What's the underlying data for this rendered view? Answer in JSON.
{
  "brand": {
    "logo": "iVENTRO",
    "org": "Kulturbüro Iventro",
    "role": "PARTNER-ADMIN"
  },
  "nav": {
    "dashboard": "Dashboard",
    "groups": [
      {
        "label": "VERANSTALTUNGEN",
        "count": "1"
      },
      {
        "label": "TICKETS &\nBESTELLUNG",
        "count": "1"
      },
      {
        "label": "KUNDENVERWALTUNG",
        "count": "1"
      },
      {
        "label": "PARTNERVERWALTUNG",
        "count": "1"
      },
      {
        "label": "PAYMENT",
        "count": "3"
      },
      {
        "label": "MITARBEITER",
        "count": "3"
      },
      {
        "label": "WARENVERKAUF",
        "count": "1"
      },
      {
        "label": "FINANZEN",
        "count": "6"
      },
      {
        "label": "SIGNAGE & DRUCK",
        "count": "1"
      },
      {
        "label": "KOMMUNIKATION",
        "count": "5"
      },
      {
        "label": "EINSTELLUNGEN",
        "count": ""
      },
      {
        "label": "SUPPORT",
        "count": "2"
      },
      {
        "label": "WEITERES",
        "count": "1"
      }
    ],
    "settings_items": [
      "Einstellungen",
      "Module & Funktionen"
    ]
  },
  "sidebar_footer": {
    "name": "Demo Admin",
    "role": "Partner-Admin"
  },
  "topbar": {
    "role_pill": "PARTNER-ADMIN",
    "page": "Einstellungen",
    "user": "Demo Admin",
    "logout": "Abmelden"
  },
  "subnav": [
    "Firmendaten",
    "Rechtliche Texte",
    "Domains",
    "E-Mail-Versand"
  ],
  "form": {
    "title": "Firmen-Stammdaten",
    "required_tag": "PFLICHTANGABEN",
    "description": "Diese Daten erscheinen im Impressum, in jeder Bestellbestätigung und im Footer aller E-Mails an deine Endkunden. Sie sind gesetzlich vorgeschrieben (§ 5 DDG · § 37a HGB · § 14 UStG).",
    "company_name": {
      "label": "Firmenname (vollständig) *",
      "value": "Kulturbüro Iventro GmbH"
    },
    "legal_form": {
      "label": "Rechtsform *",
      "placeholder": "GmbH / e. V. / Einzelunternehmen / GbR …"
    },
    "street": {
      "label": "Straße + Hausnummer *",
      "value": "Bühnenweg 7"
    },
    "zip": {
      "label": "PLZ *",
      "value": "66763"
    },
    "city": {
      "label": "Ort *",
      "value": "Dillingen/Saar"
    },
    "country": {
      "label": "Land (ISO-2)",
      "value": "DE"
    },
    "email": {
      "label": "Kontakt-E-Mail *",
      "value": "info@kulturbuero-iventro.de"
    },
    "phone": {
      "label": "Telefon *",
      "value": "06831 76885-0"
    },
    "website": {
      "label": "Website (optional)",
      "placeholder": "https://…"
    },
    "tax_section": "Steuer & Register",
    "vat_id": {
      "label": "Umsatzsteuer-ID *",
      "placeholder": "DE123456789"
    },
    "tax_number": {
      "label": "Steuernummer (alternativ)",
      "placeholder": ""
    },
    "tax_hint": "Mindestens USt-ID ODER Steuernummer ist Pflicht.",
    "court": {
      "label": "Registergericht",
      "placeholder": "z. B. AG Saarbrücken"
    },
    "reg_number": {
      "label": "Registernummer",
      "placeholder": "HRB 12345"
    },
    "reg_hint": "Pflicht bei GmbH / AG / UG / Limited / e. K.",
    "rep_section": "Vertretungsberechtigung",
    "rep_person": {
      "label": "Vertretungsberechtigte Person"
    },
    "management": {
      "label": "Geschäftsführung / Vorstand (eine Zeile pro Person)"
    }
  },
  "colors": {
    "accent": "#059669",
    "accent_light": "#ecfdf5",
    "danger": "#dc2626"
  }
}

→ **Work to complete**
Retype every record above exactly as written.

→ **The response**
What's the underlying data for this rendered view? Answer in JSON.
{
  "brand": {
    "logo": "iVENTRO",
    "org": "Kulturbüro Iventro",
    "role": "PARTNER-ADMIN"
  },
  "nav": {
    "dashboard": "Dashboard",
    "groups": [
      {
        "label": "VERANSTALTUNGEN",
        "count": "1"
      },
      {
        "label": "TICKETS &\nBESTELLUNG",
        "count": "1"
      },
      {
        "label": "KUNDENVERWALTUNG",
        "count": "1"
      },
      {
        "label": "PARTNERVERWALTUNG",
        "count": "1"
      },
      {
        "label": "PAYMENT",
        "count": "3"
      },
      {
        "label": "MITARBEITER",
        "count": "3"
      },
      {
        "label": "WARENVERKAUF",
        "count": "1"
      },
      {
        "label": "FINANZEN",
        "count": "6"
      },
      {
        "label": "SIGNAGE & DRUCK",
        "count": "1"
      },
      {
        "label": "KOMMUNIKATION",
        "count": "5"
      },
      {
        "label": "EINSTELLUNGEN",
        "count": ""
      },
      {
        "label": "SUPPORT",
        "count": "2"
      },
      {
        "label": "WEITERES",
        "count": "1"
      }
    ],
    "settings_items": [
      "Einstellungen",
      "Module & Funktionen"
    ]
  },
  "sidebar_footer": {
    "name": "Demo Admin",
    "role": "Partner-Admin"
  },
  "topbar": {
    "role_pill": "PARTNER-ADMIN",
    "page": "Einstellungen",
    "user": "Demo Admin",
    "logout": "Abmelden"
  },
  "subnav": [
    "Firmendaten",
    "Rechtliche Texte",
    "Domains",
    "E-Mail-Versand"
  ],
  "form": {
    "title": "Firmen-Stammdaten",
    "required_tag": "PFLICHTANGABEN",
    "description": "Diese Daten erscheinen im Impressum, in jeder Bestellbestätigung und im Footer aller E-Mails an deine Endkunden. Sie sind gesetzlich vorgeschrieben (§ 5 DDG · § 37a HGB · § 14 UStG).",
    "company_name": {
      "label": "Firmenname (vollständig) *",
      "value": "Kulturbüro Iventro GmbH"
    },
    "legal_form": {
      "label": "Rechtsform *",
      "placeholder": "GmbH / e. V. / Einzelunternehmen / GbR …"
    },
    "street": {
      "label": "Straße + Hausnummer *",
      "value": "Bühnenweg 7"
    },
    "zip": {
      "label": "PLZ *",
      "value": "66763"
    },
    "city": {
      "label": "Ort *",
      "value": "Dillingen/Saar"
    },
    "country": {
      "label": "Land (ISO-2)",
      "value": "DE"
    },
    "email": {
      "label": "Kontakt-E-Mail *",
      "value": "info@kulturbuero-iventro.de"
    },
    "phone": {
      "label": "Telefon *",
      "value": "06831 76885-0"
    },
    "website": {
      "label": "Website (optional)",
      "placeholder": "https://…"
    },
    "tax_section": "Steuer & Register",
    "vat_id": {
      "label": "Umsatzsteuer-ID *",
      "placeholder": "DE123456789"
    },
    "tax_number": {
      "label": "Steuernummer (alternativ)",
      "placeholder": ""
    },
    "tax_hint": "Mindestens USt-ID ODER Steuernummer ist Pflicht.",
    "court": {
      "label": "Registergericht",
      "placeholder": "z. B. AG Saarbrücken"
    },
    "reg_number": {
      "label": "Registernummer",
      "placeholder": "HRB 12345"
    },
    "reg_hint": "Pflicht bei GmbH / AG / UG / Limited / e. K.",
    "rep_section": "Vertretungsberechtigung",
    "rep_person": {
      "label": "Vertretungsberechtigte Person"
    },
    "management": {
      "label": "Geschäftsführung / Vorstand (eine Zeile pro Person)"
    }
  },
  "colors": {
    "accent": "#059669",
    "accent_light": "#ecfdf5",
    "danger": "#dc2626"
  }
}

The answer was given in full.